### Problem details
Copy all the material that follows, keeping every character the same.

### Data supplied

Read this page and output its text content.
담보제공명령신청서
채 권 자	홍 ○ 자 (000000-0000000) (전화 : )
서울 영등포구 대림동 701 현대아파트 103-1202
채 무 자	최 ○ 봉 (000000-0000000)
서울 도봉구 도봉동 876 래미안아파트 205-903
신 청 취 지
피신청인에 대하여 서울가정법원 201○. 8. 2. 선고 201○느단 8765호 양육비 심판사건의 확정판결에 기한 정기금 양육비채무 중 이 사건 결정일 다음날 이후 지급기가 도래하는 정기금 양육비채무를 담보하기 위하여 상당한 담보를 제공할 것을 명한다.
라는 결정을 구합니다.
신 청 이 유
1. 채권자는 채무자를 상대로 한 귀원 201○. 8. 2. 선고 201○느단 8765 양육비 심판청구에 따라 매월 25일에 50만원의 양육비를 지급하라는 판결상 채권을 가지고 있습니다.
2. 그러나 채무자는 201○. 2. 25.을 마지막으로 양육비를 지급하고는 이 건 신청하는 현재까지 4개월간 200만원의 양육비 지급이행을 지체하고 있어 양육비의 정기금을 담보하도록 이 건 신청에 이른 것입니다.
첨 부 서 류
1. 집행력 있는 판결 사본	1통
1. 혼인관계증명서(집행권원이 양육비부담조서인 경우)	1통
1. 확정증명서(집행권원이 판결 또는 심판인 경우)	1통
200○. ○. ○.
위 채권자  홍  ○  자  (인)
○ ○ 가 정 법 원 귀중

### Solution for this task
Read this page and output its text content.
담보제공명령신청서
채 권 자	홍 ○ 자 (000000-0000000) (전화 : )
서울 영등포구 대림동 701 현대아파트 103-1202
채 무 자	최 ○ 봉 (000000-0000000)
서울 도봉구 도봉동 876 래미안아파트 205-903
신 청 취 지
피신청인에 대하여 서울가정법원 201○. 8. 2. 선고 201○느단 8765호 양육비 심판사건의 확정판결에 기한 정기금 양육비채무 중 이 사건 결정일 다음날 이후 지급기가 도래하는 정기금 양육비채무를 담보하기 위하여 상당한 담보를 제공할 것을 명한다.
라는 결정을 구합니다.
신 청 이 유
1. 채권자는 채무자를 상대로 한 귀원 201○. 8. 2. 선고 201○느단 8765 양육비 심판청구에 따라 매월 25일에 50만원의 양육비를 지급하라는 판결상 채권을 가지고 있습니다.
2. 그러나 채무자는 201○. 2. 25.을 마지막으로 양육비를 지급하고는 이 건 신청하는 현재까지 4개월간 200만원의 양육비 지급이행을 지체하고 있어 양육비의 정기금을 담보하도록 이 건 신청에 이른 것입니다.
첨 부 서 류
1. 집행력 있는 판결 사본	1통
1. 혼인관계증명서(집행권원이 양육비부담조서인 경우)	1통
1. 확정증명서(집행권원이 판결 또는 심판인 경우)	1통
200○. ○. ○.
위 채권자  홍  ○  자  (인)
○ ○ 가 정 법 원 귀중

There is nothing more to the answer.